EXERCISE BRIEF |
Give back every line exactly as it appears, pictures excluded.

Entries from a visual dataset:

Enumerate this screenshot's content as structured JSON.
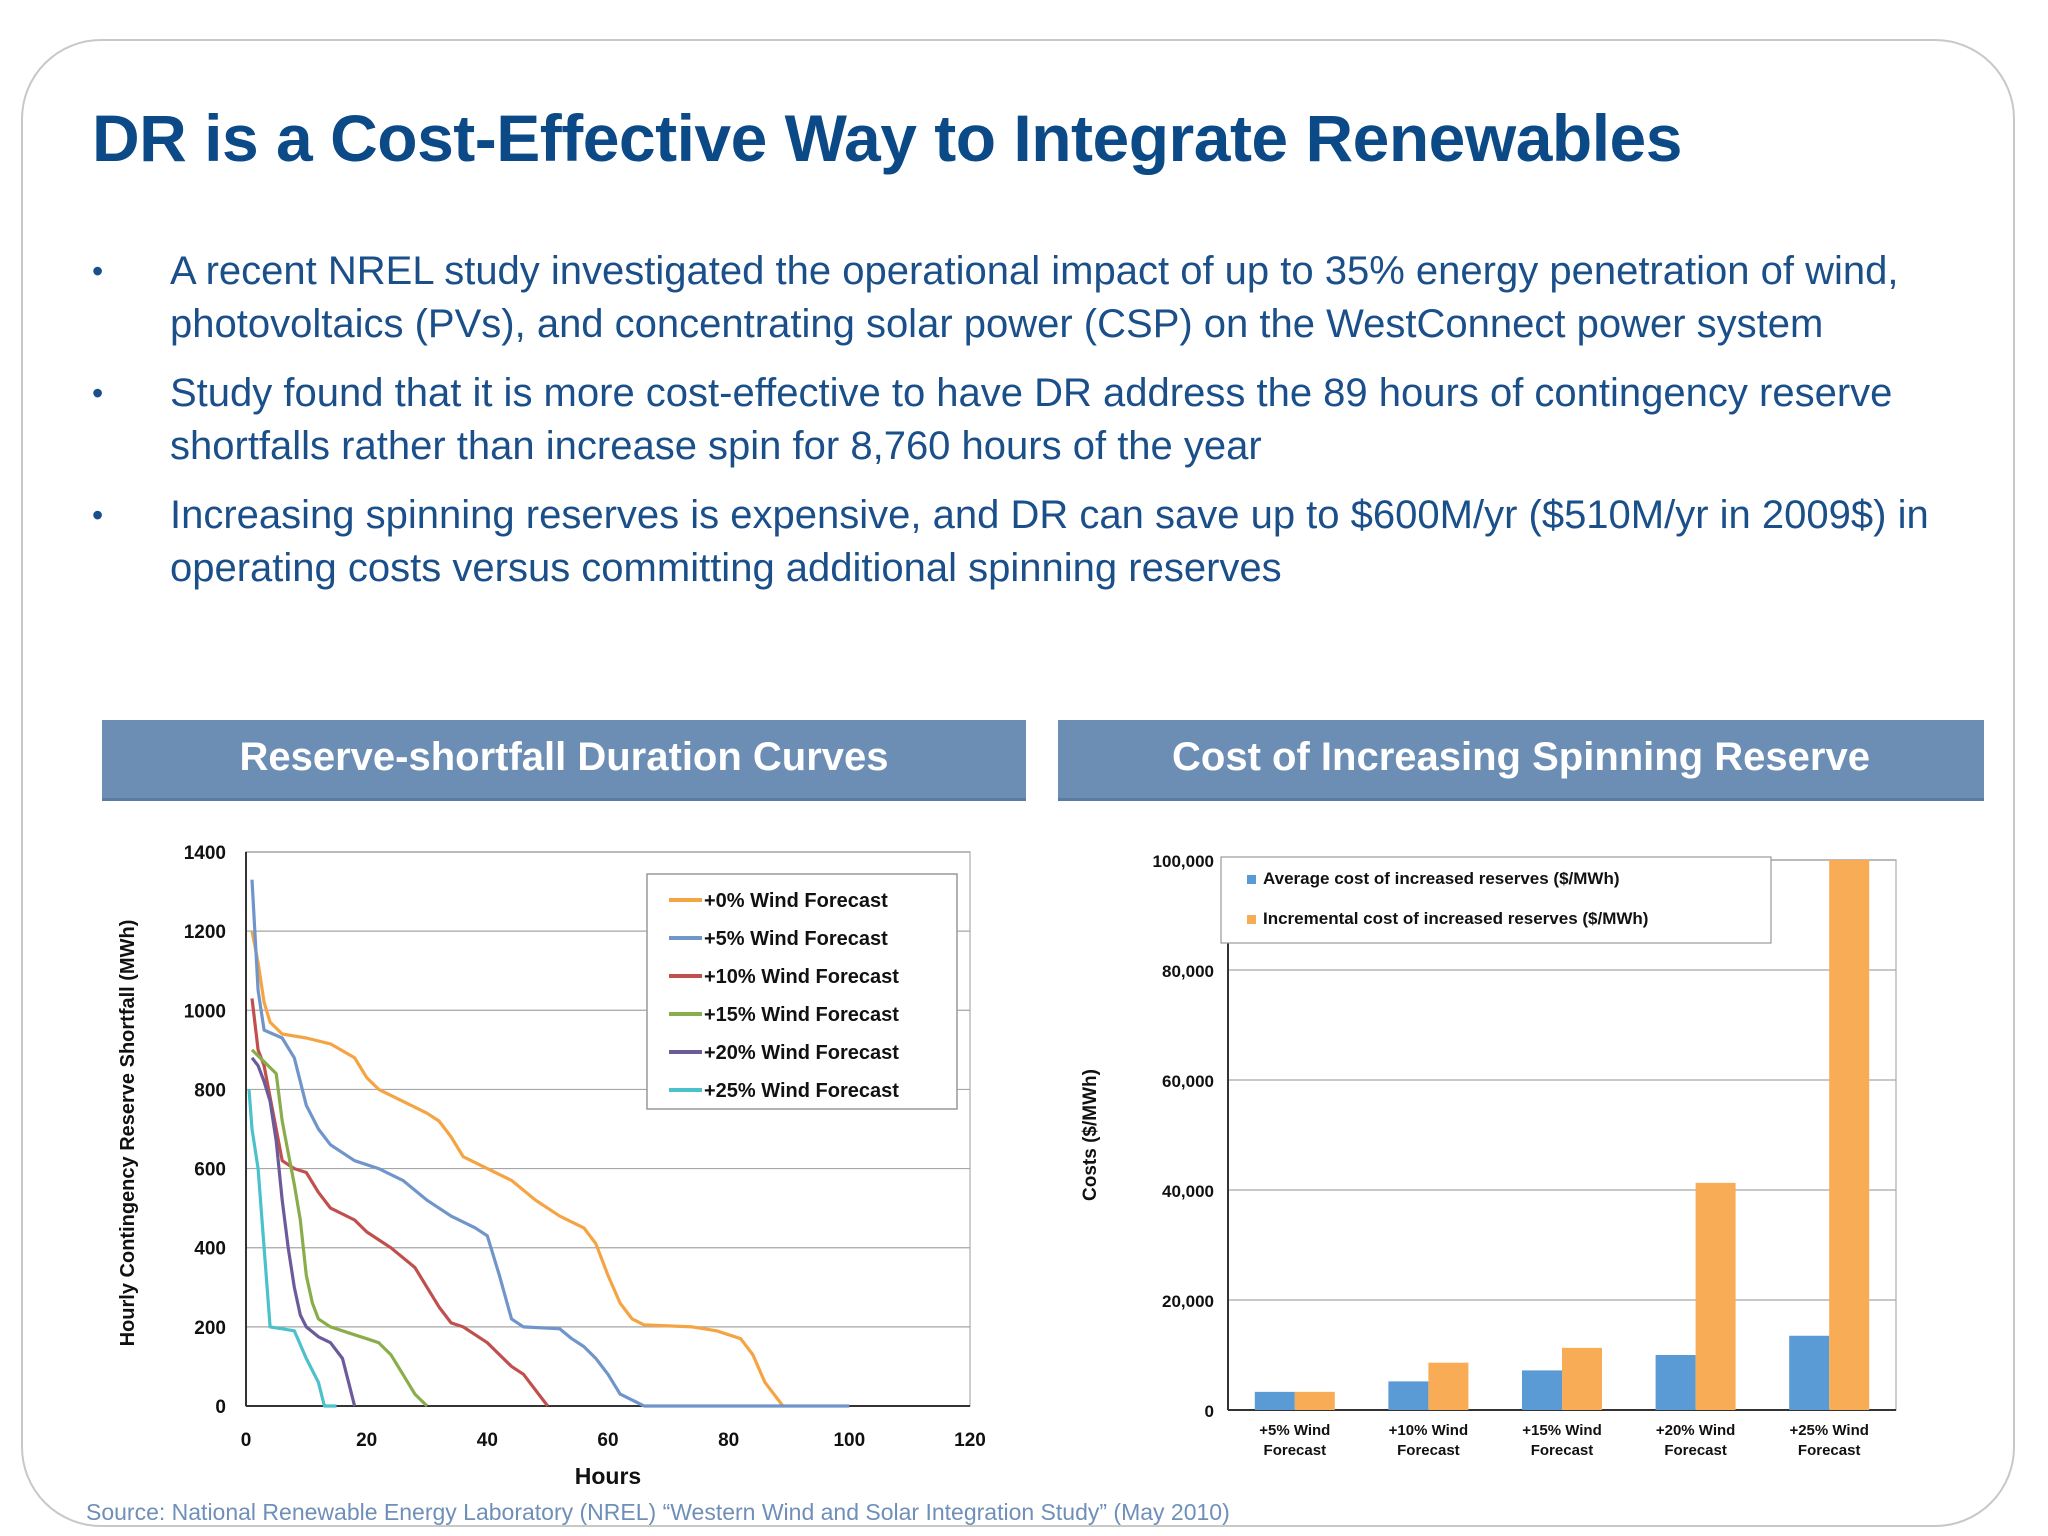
{
  "title": "DR is a Cost-Effective Way to Integrate Renewables",
  "bullets": [
    "A recent NREL study investigated the operational impact of up to 35% energy penetration of wind, photovoltaics (PVs), and concentrating solar power (CSP) on the WestConnect power system",
    "Study found that it is more cost-effective to have DR address the 89 hours of contingency reserve shortfalls rather than increase spin for 8,760 hours of the year",
    "Increasing spinning reserves is expensive, and DR can save up to $600M/yr ($510M/yr in 2009$) in operating costs versus committing additional spinning reserves"
  ],
  "bullet_symbol": "•",
  "panels": {
    "left_header": "Reserve-shortfall Duration Curves",
    "right_header": "Cost of Increasing Spinning Reserve"
  },
  "source": "Source: National Renewable Energy Laboratory (NREL) “Western Wind and Solar Integration Study” (May 2010)",
  "chart_data": [
    {
      "type": "line",
      "xlabel": "Hours",
      "ylabel": "Hourly Contingency Reserve Shortfall (MWh)",
      "xlim": [
        0,
        120
      ],
      "ylim": [
        0,
        1400
      ],
      "xticks": [
        0,
        20,
        40,
        60,
        80,
        100,
        120
      ],
      "yticks": [
        0,
        200,
        400,
        600,
        800,
        1000,
        1200,
        1400
      ],
      "grid": "horizontal",
      "legend_position": "top-right",
      "series": [
        {
          "name": "+0% Wind Forecast",
          "color": "#f5a444",
          "points": [
            [
              1,
              1200
            ],
            [
              2,
              1120
            ],
            [
              3,
              1020
            ],
            [
              4,
              970
            ],
            [
              6,
              940
            ],
            [
              10,
              930
            ],
            [
              14,
              915
            ],
            [
              18,
              880
            ],
            [
              20,
              830
            ],
            [
              22,
              800
            ],
            [
              26,
              770
            ],
            [
              30,
              740
            ],
            [
              32,
              720
            ],
            [
              34,
              680
            ],
            [
              36,
              630
            ],
            [
              40,
              600
            ],
            [
              44,
              570
            ],
            [
              48,
              520
            ],
            [
              52,
              480
            ],
            [
              56,
              450
            ],
            [
              58,
              410
            ],
            [
              60,
              330
            ],
            [
              62,
              260
            ],
            [
              64,
              220
            ],
            [
              66,
              205
            ],
            [
              74,
              200
            ],
            [
              78,
              190
            ],
            [
              82,
              170
            ],
            [
              84,
              130
            ],
            [
              86,
              60
            ],
            [
              88,
              20
            ],
            [
              89,
              0
            ]
          ]
        },
        {
          "name": "+5% Wind Forecast",
          "color": "#6f95cb",
          "points": [
            [
              1,
              1330
            ],
            [
              2,
              1050
            ],
            [
              3,
              950
            ],
            [
              6,
              930
            ],
            [
              8,
              880
            ],
            [
              10,
              760
            ],
            [
              12,
              700
            ],
            [
              14,
              660
            ],
            [
              18,
              620
            ],
            [
              22,
              600
            ],
            [
              26,
              570
            ],
            [
              30,
              520
            ],
            [
              34,
              480
            ],
            [
              38,
              450
            ],
            [
              40,
              430
            ],
            [
              42,
              330
            ],
            [
              44,
              220
            ],
            [
              46,
              200
            ],
            [
              52,
              195
            ],
            [
              54,
              170
            ],
            [
              56,
              150
            ],
            [
              58,
              120
            ],
            [
              60,
              80
            ],
            [
              62,
              30
            ],
            [
              66,
              0
            ],
            [
              100,
              0
            ]
          ]
        },
        {
          "name": "+10% Wind Forecast",
          "color": "#c0504d",
          "points": [
            [
              1,
              1030
            ],
            [
              2,
              900
            ],
            [
              3,
              860
            ],
            [
              4,
              780
            ],
            [
              5,
              700
            ],
            [
              6,
              620
            ],
            [
              8,
              600
            ],
            [
              10,
              590
            ],
            [
              12,
              540
            ],
            [
              14,
              500
            ],
            [
              18,
              470
            ],
            [
              20,
              440
            ],
            [
              24,
              400
            ],
            [
              28,
              350
            ],
            [
              30,
              300
            ],
            [
              32,
              250
            ],
            [
              34,
              210
            ],
            [
              36,
              200
            ],
            [
              38,
              180
            ],
            [
              40,
              160
            ],
            [
              42,
              130
            ],
            [
              44,
              100
            ],
            [
              46,
              80
            ],
            [
              48,
              40
            ],
            [
              50,
              0
            ]
          ]
        },
        {
          "name": "+15% Wind Forecast",
          "color": "#8aad4b",
          "points": [
            [
              1,
              900
            ],
            [
              3,
              870
            ],
            [
              5,
              840
            ],
            [
              6,
              720
            ],
            [
              7,
              640
            ],
            [
              8,
              560
            ],
            [
              9,
              470
            ],
            [
              10,
              330
            ],
            [
              11,
              260
            ],
            [
              12,
              220
            ],
            [
              14,
              200
            ],
            [
              18,
              180
            ],
            [
              20,
              170
            ],
            [
              22,
              160
            ],
            [
              24,
              130
            ],
            [
              26,
              80
            ],
            [
              28,
              30
            ],
            [
              30,
              0
            ]
          ]
        },
        {
          "name": "+20% Wind Forecast",
          "color": "#6b5b9a",
          "points": [
            [
              1,
              880
            ],
            [
              2,
              860
            ],
            [
              3,
              820
            ],
            [
              4,
              770
            ],
            [
              5,
              670
            ],
            [
              6,
              520
            ],
            [
              7,
              400
            ],
            [
              8,
              300
            ],
            [
              9,
              230
            ],
            [
              10,
              200
            ],
            [
              12,
              175
            ],
            [
              14,
              160
            ],
            [
              16,
              120
            ],
            [
              17,
              60
            ],
            [
              18,
              0
            ]
          ]
        },
        {
          "name": "+25% Wind Forecast",
          "color": "#4bc1cc",
          "points": [
            [
              0.5,
              800
            ],
            [
              1,
              700
            ],
            [
              2,
              600
            ],
            [
              3,
              400
            ],
            [
              4,
              200
            ],
            [
              6,
              195
            ],
            [
              8,
              190
            ],
            [
              10,
              120
            ],
            [
              12,
              60
            ],
            [
              13,
              0
            ],
            [
              15,
              0
            ]
          ]
        }
      ]
    },
    {
      "type": "bar",
      "ylabel": "Costs ($/MWh)",
      "ylim": [
        0,
        100000
      ],
      "yticks": [
        "0",
        "20,000",
        "40,000",
        "60,000",
        "80,000",
        "100,000"
      ],
      "ytick_values": [
        0,
        20000,
        40000,
        60000,
        80000,
        100000
      ],
      "grid": "horizontal",
      "legend_position": "top-left",
      "categories": [
        "+5% Wind Forecast",
        "+10% Wind Forecast",
        "+15% Wind Forecast",
        "+20% Wind Forecast",
        "+25% Wind Forecast"
      ],
      "category_lines": [
        [
          "+5% Wind",
          "Forecast"
        ],
        [
          "+10% Wind",
          "Forecast"
        ],
        [
          "+15% Wind",
          "Forecast"
        ],
        [
          "+20% Wind",
          "Forecast"
        ],
        [
          "+25% Wind",
          "Forecast"
        ]
      ],
      "series": [
        {
          "name": "Average cost of increased reserves ($/MWh)",
          "color": "#5b9bd5",
          "values": [
            3300,
            5200,
            7200,
            10000,
            13500
          ]
        },
        {
          "name": "Incremental cost of increased reserves ($/MWh)",
          "color": "#f7ac55",
          "values": [
            3300,
            8600,
            11300,
            41300,
            100000
          ]
        }
      ]
    }
  ]
}
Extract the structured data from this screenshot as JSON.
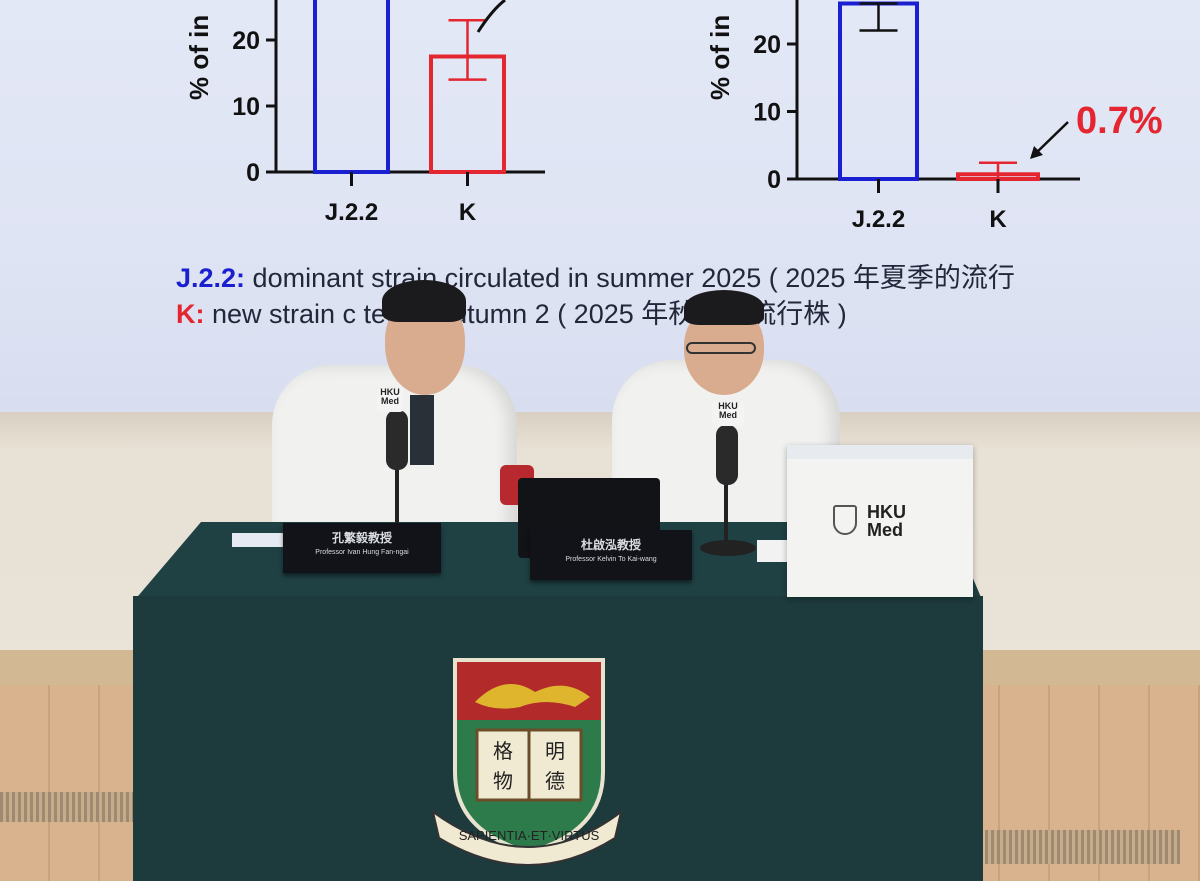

OUTPUT BELOW |
Enumerate this screenshot's content as structured JSON.
{
  "title": "DR is a Cost-Effective Way to Integrate Renewables",
  "bullets": [
    "A recent NREL study investigated the operational impact of up to 35% energy penetration of wind, photovoltaics (PVs), and concentrating solar power (CSP) on the WestConnect power system",
    "Study found that it is more cost-effective to have DR address the 89 hours of contingency reserve shortfalls rather than increase spin for 8,760 hours of the year",
    "Increasing spinning reserves is expensive, and DR can save up to $600M/yr ($510M/yr in 2009$) in operating costs versus committing additional spinning reserves"
  ],
  "bullet_symbol": "•",
  "panels": {
    "left_header": "Reserve-shortfall Duration Curves",
    "right_header": "Cost of Increasing Spinning Reserve"
  },
  "source": "Source: National Renewable Energy Laboratory (NREL) “Western Wind and Solar Integration Study” (May 2010)",
  "chart_data": [
    {
      "type": "line",
      "xlabel": "Hours",
      "ylabel": "Hourly Contingency Reserve Shortfall (MWh)",
      "xlim": [
        0,
        120
      ],
      "ylim": [
        0,
        1400
      ],
      "xticks": [
        0,
        20,
        40,
        60,
        80,
        100,
        120
      ],
      "yticks": [
        0,
        200,
        400,
        600,
        800,
        1000,
        1200,
        1400
      ],
      "grid": "horizontal",
      "legend_position": "top-right",
      "series": [
        {
          "name": "+0% Wind Forecast",
          "color": "#f5a444",
          "points": [
            [
              1,
              1200
            ],
            [
              2,
              1120
            ],
            [
              3,
              1020
            ],
            [
              4,
              970
            ],
            [
              6,
              940
            ],
            [
              10,
              930
            ],
            [
              14,
              915
            ],
            [
              18,
              880
            ],
            [
              20,
              830
            ],
            [
              22,
              800
            ],
            [
              26,
              770
            ],
            [
              30,
              740
            ],
            [
              32,
              720
            ],
            [
              34,
              680
            ],
            [
              36,
              630
            ],
            [
              40,
              600
            ],
            [
              44,
              570
            ],
            [
              48,
              520
            ],
            [
              52,
              480
            ],
            [
              56,
              450
            ],
            [
              58,
              410
            ],
            [
              60,
              330
            ],
            [
              62,
              260
            ],
            [
              64,
              220
            ],
            [
              66,
              205
            ],
            [
              74,
              200
            ],
            [
              78,
              190
            ],
            [
              82,
              170
            ],
            [
              84,
              130
            ],
            [
              86,
              60
            ],
            [
              88,
              20
            ],
            [
              89,
              0
            ]
          ]
        },
        {
          "name": "+5% Wind Forecast",
          "color": "#6f95cb",
          "points": [
            [
              1,
              1330
            ],
            [
              2,
              1050
            ],
            [
              3,
              950
            ],
            [
              6,
              930
            ],
            [
              8,
              880
            ],
            [
              10,
              760
            ],
            [
              12,
              700
            ],
            [
              14,
              660
            ],
            [
              18,
              620
            ],
            [
              22,
              600
            ],
            [
              26,
              570
            ],
            [
              30,
              520
            ],
            [
              34,
              480
            ],
            [
              38,
              450
            ],
            [
              40,
              430
            ],
            [
              42,
              330
            ],
            [
              44,
              220
            ],
            [
              46,
              200
            ],
            [
              52,
              195
            ],
            [
              54,
              170
            ],
            [
              56,
              150
            ],
            [
              58,
              120
            ],
            [
              60,
              80
            ],
            [
              62,
              30
            ],
            [
              66,
              0
            ],
            [
              100,
              0
            ]
          ]
        },
        {
          "name": "+10% Wind Forecast",
          "color": "#c0504d",
          "points": [
            [
              1,
              1030
            ],
            [
              2,
              900
            ],
            [
              3,
              860
            ],
            [
              4,
              780
            ],
            [
              5,
              700
            ],
            [
              6,
              620
            ],
            [
              8,
              600
            ],
            [
              10,
              590
            ],
            [
              12,
              540
            ],
            [
              14,
              500
            ],
            [
              18,
              470
            ],
            [
              20,
              440
            ],
            [
              24,
              400
            ],
            [
              28,
              350
            ],
            [
              30,
              300
            ],
            [
              32,
              250
            ],
            [
              34,
              210
            ],
            [
              36,
              200
            ],
            [
              38,
              180
            ],
            [
              40,
              160
            ],
            [
              42,
              130
            ],
            [
              44,
              100
            ],
            [
              46,
              80
            ],
            [
              48,
              40
            ],
            [
              50,
              0
            ]
          ]
        },
        {
          "name": "+15% Wind Forecast",
          "color": "#8aad4b",
          "points": [
            [
              1,
              900
            ],
            [
              3,
              870
            ],
            [
              5,
              840
            ],
            [
              6,
              720
            ],
            [
              7,
              640
            ],
            [
              8,
              560
            ],
            [
              9,
              470
            ],
            [
              10,
              330
            ],
            [
              11,
              260
            ],
            [
              12,
              220
            ],
            [
              14,
              200
            ],
            [
              18,
              180
            ],
            [
              20,
              170
            ],
            [
              22,
              160
            ],
            [
              24,
              130
            ],
            [
              26,
              80
            ],
            [
              28,
              30
            ],
            [
              30,
              0
            ]
          ]
        },
        {
          "name": "+20% Wind Forecast",
          "color": "#6b5b9a",
          "points": [
            [
              1,
              880
            ],
            [
              2,
              860
            ],
            [
              3,
              820
            ],
            [
              4,
              770
            ],
            [
              5,
              670
            ],
            [
              6,
              520
            ],
            [
              7,
              400
            ],
            [
              8,
              300
            ],
            [
              9,
              230
            ],
            [
              10,
              200
            ],
            [
              12,
              175
            ],
            [
              14,
              160
            ],
            [
              16,
              120
            ],
            [
              17,
              60
            ],
            [
              18,
              0
            ]
          ]
        },
        {
          "name": "+25% Wind Forecast",
          "color": "#4bc1cc",
          "points": [
            [
              0.5,
              800
            ],
            [
              1,
              700
            ],
            [
              2,
              600
            ],
            [
              3,
              400
            ],
            [
              4,
              200
            ],
            [
              6,
              195
            ],
            [
              8,
              190
            ],
            [
              10,
              120
            ],
            [
              12,
              60
            ],
            [
              13,
              0
            ],
            [
              15,
              0
            ]
          ]
        }
      ]
    },
    {
      "type": "bar",
      "ylabel": "Costs ($/MWh)",
      "ylim": [
        0,
        100000
      ],
      "yticks": [
        "0",
        "20,000",
        "40,000",
        "60,000",
        "80,000",
        "100,000"
      ],
      "ytick_values": [
        0,
        20000,
        40000,
        60000,
        80000,
        100000
      ],
      "grid": "horizontal",
      "legend_position": "top-left",
      "categories": [
        "+5% Wind Forecast",
        "+10% Wind Forecast",
        "+15% Wind Forecast",
        "+20% Wind Forecast",
        "+25% Wind Forecast"
      ],
      "category_lines": [
        [
          "+5% Wind",
          "Forecast"
        ],
        [
          "+10% Wind",
          "Forecast"
        ],
        [
          "+15% Wind",
          "Forecast"
        ],
        [
          "+20% Wind",
          "Forecast"
        ],
        [
          "+25% Wind",
          "Forecast"
        ]
      ],
      "series": [
        {
          "name": "Average cost of increased reserves ($/MWh)",
          "color": "#5b9bd5",
          "values": [
            3300,
            5200,
            7200,
            10000,
            13500
          ]
        },
        {
          "name": "Incremental cost of increased reserves ($/MWh)",
          "color": "#f7ac55",
          "values": [
            3300,
            8600,
            11300,
            41300,
            100000
          ]
        }
      ]
    }
  ]
}
Extract the structured data from this screenshot as JSON.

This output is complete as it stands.